§ Goal
Each line that holds the string "present" counts once; say how many such lines there are and add nothing.

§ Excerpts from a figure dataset
-- START --

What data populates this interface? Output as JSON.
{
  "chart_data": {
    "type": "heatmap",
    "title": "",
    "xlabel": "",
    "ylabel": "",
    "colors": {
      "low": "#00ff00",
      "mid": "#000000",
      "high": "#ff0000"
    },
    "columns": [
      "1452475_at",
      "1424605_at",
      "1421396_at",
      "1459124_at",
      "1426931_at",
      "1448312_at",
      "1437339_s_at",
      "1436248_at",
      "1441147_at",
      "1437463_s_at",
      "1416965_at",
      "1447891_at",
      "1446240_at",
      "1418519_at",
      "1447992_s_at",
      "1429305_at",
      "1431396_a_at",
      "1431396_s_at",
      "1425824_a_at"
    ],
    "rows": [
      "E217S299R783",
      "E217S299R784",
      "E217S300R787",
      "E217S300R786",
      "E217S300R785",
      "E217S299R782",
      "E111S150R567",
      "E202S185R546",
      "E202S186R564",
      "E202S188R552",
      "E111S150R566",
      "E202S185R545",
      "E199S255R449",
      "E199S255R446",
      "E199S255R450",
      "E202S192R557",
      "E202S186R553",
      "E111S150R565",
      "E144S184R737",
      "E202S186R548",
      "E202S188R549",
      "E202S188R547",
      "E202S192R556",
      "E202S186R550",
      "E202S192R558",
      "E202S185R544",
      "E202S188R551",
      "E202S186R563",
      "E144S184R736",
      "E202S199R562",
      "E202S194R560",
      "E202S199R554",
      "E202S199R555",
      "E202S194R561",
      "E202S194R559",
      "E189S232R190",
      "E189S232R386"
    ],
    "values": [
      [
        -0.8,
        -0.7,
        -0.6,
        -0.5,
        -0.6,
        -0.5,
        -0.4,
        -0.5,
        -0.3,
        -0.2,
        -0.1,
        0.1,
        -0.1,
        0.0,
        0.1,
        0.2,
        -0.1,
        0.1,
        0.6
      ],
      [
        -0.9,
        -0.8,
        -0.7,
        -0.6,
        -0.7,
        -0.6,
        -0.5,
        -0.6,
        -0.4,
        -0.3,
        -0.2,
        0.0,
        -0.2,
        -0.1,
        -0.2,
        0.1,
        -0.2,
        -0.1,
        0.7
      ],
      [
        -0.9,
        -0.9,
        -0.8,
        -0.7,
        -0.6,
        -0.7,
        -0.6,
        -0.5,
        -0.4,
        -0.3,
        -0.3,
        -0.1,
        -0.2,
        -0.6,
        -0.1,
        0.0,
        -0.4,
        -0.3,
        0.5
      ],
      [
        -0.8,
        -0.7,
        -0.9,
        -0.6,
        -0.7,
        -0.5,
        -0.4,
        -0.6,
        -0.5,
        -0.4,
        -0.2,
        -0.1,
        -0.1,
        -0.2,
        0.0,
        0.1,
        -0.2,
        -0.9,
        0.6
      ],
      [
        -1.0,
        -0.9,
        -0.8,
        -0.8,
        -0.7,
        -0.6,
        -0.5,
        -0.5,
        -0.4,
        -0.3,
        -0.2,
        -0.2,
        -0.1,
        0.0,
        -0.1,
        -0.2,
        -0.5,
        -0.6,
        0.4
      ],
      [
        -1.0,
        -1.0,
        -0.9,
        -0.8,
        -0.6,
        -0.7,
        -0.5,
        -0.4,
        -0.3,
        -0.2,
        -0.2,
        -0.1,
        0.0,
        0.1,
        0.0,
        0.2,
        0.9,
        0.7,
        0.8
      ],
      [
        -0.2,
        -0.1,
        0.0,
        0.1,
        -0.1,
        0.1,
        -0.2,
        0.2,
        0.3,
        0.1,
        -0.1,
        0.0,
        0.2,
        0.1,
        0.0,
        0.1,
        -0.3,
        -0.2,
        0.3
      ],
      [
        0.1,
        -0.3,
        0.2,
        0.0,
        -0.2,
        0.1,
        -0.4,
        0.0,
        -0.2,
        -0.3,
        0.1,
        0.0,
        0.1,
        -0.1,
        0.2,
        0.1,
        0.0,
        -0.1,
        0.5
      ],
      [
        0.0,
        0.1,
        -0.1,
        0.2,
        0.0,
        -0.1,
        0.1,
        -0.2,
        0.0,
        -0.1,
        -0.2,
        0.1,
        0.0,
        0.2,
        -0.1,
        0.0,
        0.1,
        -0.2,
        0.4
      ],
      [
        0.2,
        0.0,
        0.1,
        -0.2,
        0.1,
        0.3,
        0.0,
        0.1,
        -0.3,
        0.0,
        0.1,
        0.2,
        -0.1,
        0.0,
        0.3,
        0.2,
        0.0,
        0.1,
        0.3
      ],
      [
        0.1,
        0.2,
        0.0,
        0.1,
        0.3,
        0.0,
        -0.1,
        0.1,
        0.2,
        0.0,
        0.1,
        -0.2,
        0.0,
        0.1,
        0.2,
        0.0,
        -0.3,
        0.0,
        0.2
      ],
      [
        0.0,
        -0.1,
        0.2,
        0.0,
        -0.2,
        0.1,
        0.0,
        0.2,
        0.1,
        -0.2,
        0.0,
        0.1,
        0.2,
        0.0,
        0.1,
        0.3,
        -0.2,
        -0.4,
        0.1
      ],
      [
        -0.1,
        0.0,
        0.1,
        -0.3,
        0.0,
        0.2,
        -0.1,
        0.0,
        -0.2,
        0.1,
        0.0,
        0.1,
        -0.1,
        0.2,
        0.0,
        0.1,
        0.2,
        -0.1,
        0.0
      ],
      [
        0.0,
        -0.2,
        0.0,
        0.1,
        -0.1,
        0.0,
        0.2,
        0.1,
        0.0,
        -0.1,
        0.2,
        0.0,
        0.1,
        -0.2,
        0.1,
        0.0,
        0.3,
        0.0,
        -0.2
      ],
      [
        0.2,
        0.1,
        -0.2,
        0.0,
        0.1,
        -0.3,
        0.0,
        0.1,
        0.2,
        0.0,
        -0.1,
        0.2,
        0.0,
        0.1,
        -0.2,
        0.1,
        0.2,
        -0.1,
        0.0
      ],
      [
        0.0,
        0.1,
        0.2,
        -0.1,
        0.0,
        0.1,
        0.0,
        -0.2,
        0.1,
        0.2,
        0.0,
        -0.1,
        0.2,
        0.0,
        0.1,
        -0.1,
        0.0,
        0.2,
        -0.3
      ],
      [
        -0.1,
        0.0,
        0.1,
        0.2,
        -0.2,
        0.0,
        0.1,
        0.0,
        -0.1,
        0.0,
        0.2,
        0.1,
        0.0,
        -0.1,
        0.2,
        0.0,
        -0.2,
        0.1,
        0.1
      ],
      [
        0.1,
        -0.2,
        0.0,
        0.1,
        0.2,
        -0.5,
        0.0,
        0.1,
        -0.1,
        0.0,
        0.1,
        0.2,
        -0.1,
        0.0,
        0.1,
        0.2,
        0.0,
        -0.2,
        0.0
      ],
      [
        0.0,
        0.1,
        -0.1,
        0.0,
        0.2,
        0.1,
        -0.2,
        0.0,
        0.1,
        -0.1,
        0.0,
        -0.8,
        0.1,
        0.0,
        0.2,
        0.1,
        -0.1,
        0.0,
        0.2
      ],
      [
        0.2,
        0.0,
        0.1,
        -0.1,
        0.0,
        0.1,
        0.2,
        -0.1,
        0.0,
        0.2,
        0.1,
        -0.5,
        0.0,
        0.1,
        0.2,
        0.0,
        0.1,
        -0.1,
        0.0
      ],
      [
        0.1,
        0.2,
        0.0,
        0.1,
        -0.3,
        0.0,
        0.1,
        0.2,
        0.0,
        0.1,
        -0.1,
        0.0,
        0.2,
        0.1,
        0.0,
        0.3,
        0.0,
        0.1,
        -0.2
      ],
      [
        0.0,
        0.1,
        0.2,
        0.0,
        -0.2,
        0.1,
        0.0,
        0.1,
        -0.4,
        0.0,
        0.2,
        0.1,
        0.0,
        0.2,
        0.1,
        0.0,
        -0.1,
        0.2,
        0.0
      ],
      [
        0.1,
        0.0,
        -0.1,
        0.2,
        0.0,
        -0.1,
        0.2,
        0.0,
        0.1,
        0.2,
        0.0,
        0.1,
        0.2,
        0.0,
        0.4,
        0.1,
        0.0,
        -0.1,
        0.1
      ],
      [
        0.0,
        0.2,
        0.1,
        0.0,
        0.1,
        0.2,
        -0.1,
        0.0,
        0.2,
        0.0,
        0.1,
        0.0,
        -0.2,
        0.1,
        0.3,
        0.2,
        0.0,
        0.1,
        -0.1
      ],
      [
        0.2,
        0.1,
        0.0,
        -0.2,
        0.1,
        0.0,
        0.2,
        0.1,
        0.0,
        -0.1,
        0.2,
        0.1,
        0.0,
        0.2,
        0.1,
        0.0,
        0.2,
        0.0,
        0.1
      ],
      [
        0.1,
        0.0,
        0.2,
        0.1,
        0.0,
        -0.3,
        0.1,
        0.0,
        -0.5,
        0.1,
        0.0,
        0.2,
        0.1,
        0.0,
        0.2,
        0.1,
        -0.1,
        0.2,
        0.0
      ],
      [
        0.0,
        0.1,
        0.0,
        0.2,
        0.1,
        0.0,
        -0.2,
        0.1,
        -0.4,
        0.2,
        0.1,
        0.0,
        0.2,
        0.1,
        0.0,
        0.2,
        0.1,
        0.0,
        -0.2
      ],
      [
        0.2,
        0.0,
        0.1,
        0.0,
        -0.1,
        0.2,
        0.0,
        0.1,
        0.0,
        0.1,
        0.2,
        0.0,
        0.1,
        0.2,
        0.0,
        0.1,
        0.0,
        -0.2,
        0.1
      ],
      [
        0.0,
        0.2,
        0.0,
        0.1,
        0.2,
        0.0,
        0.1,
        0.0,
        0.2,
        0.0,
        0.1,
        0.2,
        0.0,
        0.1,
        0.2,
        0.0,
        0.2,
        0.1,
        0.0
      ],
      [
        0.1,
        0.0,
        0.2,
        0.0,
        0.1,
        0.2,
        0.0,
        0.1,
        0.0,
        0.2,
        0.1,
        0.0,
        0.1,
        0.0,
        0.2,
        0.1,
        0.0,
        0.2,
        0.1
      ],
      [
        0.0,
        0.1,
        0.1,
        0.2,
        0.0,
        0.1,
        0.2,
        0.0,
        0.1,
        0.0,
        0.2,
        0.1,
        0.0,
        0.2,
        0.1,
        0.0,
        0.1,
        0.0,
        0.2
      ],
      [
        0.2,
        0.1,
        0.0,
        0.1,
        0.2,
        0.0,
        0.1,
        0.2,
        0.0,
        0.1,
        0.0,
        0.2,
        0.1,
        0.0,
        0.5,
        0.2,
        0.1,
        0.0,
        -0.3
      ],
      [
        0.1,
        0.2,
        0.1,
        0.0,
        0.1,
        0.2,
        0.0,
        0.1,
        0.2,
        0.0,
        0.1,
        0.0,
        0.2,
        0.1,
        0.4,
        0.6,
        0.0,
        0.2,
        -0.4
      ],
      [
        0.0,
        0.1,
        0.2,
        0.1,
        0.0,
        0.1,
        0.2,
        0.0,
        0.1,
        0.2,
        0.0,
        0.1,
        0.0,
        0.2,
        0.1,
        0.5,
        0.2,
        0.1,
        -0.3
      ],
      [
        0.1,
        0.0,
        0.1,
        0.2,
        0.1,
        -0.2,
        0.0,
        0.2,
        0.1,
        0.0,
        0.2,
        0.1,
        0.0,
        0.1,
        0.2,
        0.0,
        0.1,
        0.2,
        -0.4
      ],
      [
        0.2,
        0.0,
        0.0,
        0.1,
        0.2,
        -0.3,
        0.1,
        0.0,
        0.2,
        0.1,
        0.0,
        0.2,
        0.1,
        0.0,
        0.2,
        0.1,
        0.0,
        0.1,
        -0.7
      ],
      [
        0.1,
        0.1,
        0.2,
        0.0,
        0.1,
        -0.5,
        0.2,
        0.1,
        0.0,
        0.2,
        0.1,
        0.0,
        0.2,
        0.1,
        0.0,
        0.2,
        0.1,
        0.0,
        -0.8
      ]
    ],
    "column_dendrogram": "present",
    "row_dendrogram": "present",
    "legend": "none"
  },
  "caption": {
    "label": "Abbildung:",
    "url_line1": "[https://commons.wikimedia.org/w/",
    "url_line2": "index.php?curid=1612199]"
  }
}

-- END --

§ Task solution
2